==== DATA TO USE

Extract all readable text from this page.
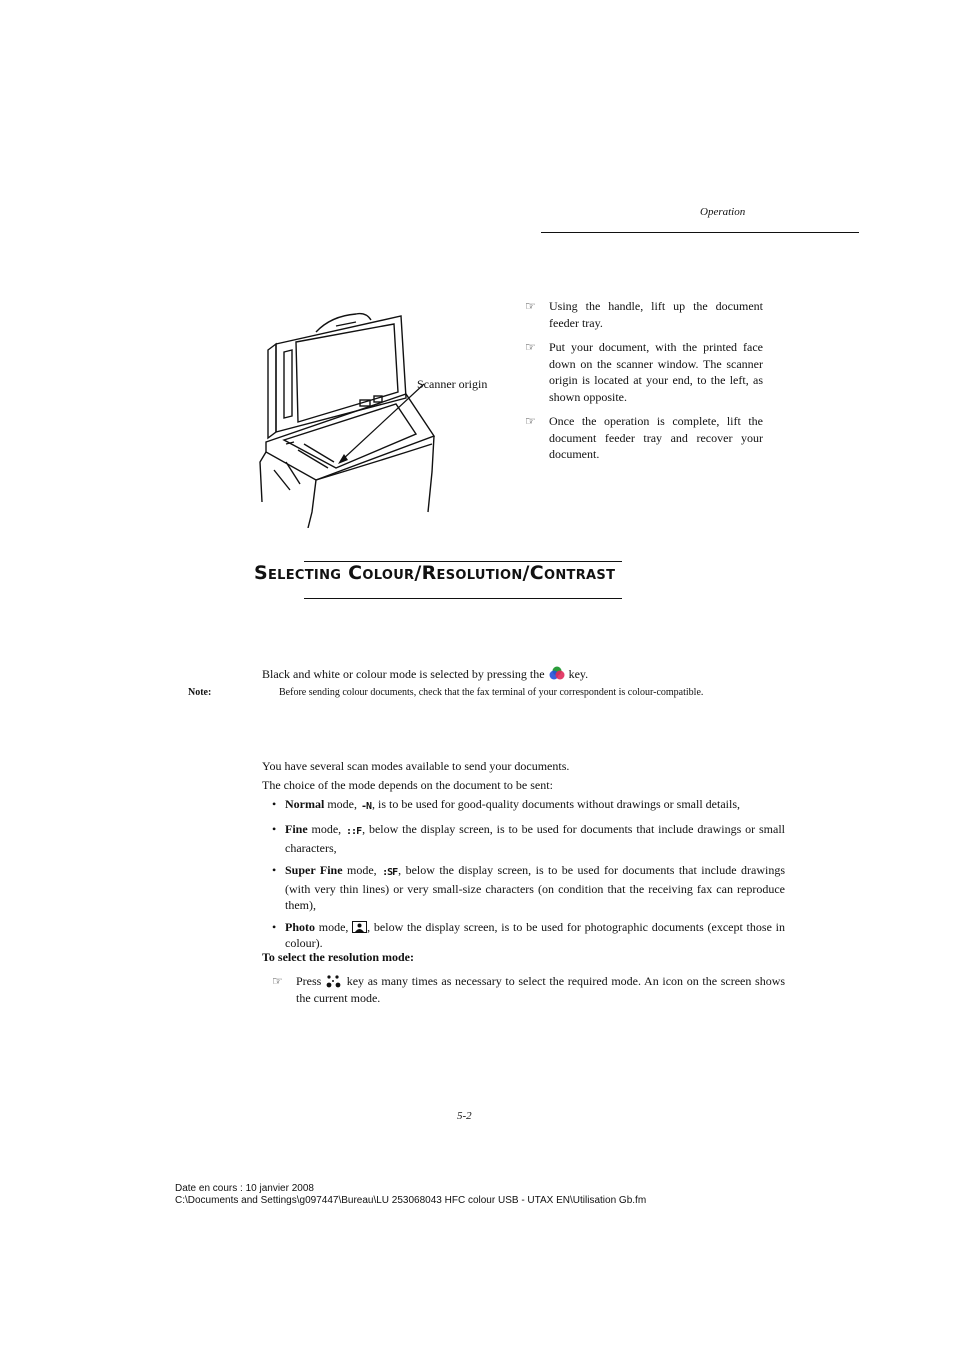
Operation
Scanner origin
☞	Using the handle, lift up the document feeder tray.
☞	Put your document, with the printed face down on the scanner window. The scanner origin is located at your end, to the left, as shown opposite.
☞	Once the operation is complete, lift the document feeder tray and recover your document.
Selecting Colour/Resolution/Contrast
Black and white or colour mode is selected by pressing the key.
Note:	Before sending colour documents, check that the fax terminal of your correspondent is colour-compatible.
You have several scan modes available to send your documents.
The choice of the mode depends on the document to be sent:
• Normal mode, -N, is to be used for good-quality documents without drawings or small details,
• Fine mode, ::F, below the display screen, is to be used for documents that include drawings or small characters,
• Super Fine mode, :SF, below the display screen, is to be used for documents that include drawings (with very thin lines) or very small-size characters (on condition that the receiving fax can reproduce them),
• Photo mode, , below the display screen, is to be used for photographic documents (except those in colour).
To select the resolution mode:
☞	Press key as many times as necessary to select the required mode. An icon on the screen shows the current mode.
5-2
Date en cours : 10 janvier 2008
C:\Documents and Settings\g097447\Bureau\LU 253068043 HFC colour USB - UTAX EN\Utilisation Gb.fm
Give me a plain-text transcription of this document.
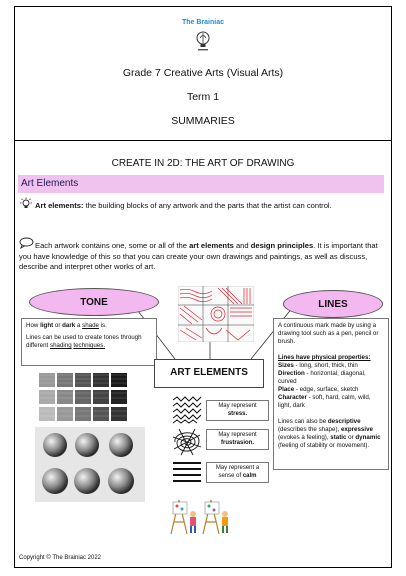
The Brainiac
Grade 7 Creative Arts (Visual Arts)
Term 1
SUMMARIES
CREATE IN 2D: THE ART OF DRAWING
Art Elements
Art elements: the building blocks of any artwork and the parts that the artist can control.
Each artwork contains one, some or all of the art elements and design principles. It is important that you have knowledge of this so that you can create your own drawings and paintings, as well as discuss, describe and interpret other works of art.
TONE	LINES
How light or dark a shade is.
Lines can be used to create tones through different shading techniques.
ART ELEMENTS
May represent
stress.
May represent
frustrasion.
May represent a sense of calm
A continuous mark made by using a drawing tool such as a pen, pencil or brush.
Lines have physical properties:
Sizes - long, short, thick, thin
Direction - horizontal, diagonal, curved
Place - edge, surface, sketch
Character - soft, hard, calm, wild, light, dark
Lines can also be descriptive (describes the shape), expressive (evokes a feeling), static or dynamic (feeling of stability or movement).
Copyright © The Brainiac 2022
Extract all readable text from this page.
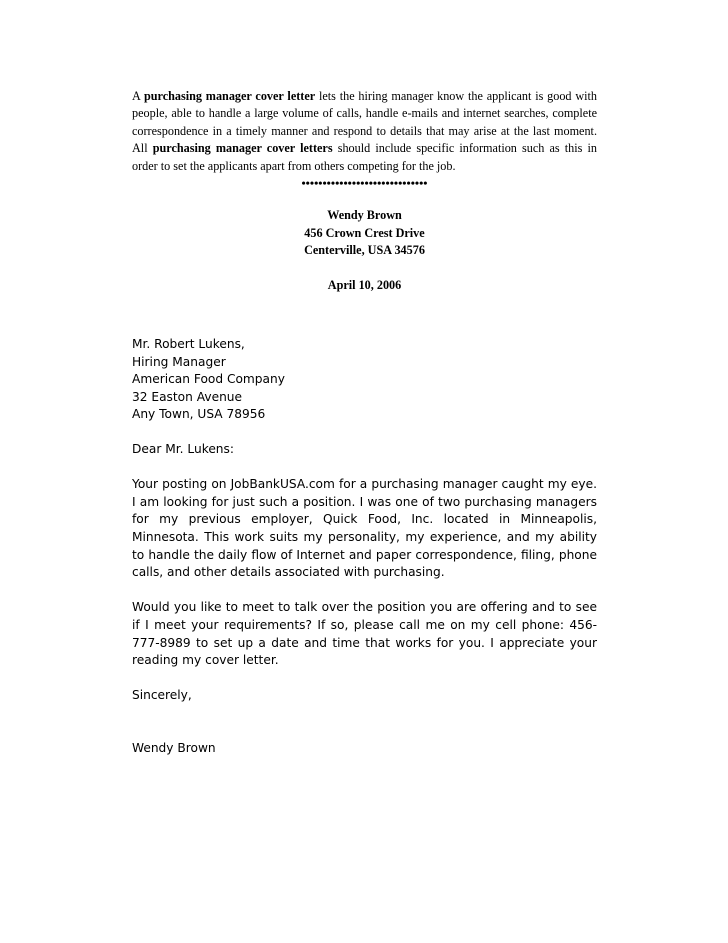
A purchasing manager cover letter lets the hiring manager know the applicant is good with people, able to handle a large volume of calls, handle e-mails and internet searches, complete correspondence in a timely manner and respond to details that may arise at the last moment. All purchasing manager cover letters should include specific information such as this in order to set the applicants apart from others competing for the job.

••••••••••••••••••••••••••••••
Wendy Brown
456 Crown Crest Drive
Centerville, USA 34576
April 10, 2006
Mr. Robert Lukens,
Hiring Manager
American Food Company
32 Easton Avenue
Any Town, USA 78956
Dear Mr. Lukens:
Your posting on JobBankUSA.com for a purchasing manager caught my eye. I am looking for just such a position. I was one of two purchasing managers for my previous employer, Quick Food, Inc. located in Minneapolis, Minnesota. This work suits my personality, my experience, and my ability to handle the daily flow of Internet and paper correspondence, filing, phone calls, and other details associated with purchasing.
Would you like to meet to talk over the position you are offering and to see if I meet your requirements? If so, please call me on my cell phone: 456-777-8989 to set up a date and time that works for you. I appreciate your reading my cover letter.
Sincerely,
Wendy Brown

========

• _PROBLEM TO WORK ON_
Which lines hold the string "characters"? Copy all of them from the data above.

• _FULL RESPONSE_
• Fine mode, ::F, below the display screen, is to be used for documents that include drawings or small characters,
• Super Fine mode, :SF, below the display screen, is to be used for documents that include drawings (with very thin lines) or very small-size characters (on condition that the receiving fax can reproduce them),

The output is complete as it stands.